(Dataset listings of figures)
....

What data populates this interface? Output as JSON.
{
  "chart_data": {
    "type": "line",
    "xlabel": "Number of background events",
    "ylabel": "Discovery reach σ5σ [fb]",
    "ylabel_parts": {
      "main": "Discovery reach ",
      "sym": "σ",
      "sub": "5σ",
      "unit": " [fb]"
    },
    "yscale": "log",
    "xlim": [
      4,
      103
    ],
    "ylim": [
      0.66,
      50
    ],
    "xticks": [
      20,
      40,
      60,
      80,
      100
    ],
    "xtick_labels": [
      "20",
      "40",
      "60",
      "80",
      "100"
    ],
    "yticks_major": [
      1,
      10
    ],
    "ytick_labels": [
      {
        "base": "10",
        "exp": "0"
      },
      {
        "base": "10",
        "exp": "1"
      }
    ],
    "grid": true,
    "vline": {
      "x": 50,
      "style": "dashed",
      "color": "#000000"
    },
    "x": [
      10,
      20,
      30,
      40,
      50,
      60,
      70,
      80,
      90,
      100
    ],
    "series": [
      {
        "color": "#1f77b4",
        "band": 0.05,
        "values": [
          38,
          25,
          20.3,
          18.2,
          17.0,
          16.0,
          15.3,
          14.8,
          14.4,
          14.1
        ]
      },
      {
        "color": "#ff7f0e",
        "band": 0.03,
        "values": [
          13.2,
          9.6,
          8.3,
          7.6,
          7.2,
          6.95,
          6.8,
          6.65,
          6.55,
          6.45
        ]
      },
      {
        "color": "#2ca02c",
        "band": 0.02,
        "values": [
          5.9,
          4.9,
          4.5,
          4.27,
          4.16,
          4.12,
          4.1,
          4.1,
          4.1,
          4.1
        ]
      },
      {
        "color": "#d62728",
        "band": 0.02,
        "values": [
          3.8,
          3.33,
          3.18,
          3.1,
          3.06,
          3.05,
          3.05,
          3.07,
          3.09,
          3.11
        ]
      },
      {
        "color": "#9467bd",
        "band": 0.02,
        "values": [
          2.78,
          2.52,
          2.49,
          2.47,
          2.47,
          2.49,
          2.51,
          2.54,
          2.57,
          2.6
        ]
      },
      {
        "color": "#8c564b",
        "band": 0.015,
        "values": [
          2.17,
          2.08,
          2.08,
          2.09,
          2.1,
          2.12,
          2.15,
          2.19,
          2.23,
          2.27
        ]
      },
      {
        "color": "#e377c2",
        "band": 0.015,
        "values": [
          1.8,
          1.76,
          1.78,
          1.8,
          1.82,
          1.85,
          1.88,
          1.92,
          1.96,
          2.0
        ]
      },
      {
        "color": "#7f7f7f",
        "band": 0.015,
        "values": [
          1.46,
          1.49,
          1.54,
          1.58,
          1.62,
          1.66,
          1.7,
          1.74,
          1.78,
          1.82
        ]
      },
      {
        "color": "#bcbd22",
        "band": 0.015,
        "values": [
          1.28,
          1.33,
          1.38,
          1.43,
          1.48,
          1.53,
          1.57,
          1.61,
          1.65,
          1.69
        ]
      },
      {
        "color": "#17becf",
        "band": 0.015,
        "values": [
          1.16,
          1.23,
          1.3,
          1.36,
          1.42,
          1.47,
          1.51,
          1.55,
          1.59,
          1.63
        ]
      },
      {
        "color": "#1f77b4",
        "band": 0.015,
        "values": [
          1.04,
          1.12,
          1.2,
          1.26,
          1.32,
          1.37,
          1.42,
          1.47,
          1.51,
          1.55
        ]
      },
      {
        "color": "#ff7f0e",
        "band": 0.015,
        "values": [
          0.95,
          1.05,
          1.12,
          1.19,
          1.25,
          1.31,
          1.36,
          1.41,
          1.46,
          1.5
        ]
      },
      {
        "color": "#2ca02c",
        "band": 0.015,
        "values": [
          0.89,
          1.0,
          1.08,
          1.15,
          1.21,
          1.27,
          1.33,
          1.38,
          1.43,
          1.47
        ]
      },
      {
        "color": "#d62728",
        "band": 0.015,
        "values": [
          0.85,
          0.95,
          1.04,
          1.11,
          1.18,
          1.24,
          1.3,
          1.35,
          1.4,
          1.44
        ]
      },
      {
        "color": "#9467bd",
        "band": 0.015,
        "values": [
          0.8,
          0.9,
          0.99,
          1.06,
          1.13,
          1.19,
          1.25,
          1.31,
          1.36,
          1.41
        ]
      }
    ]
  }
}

....

Aim:
Pull every line holding "Discovery" out of the records.

Exercise answer:
    "ylabel": "Discovery reach σ5σ [fb]",
      "main": "Discovery reach ",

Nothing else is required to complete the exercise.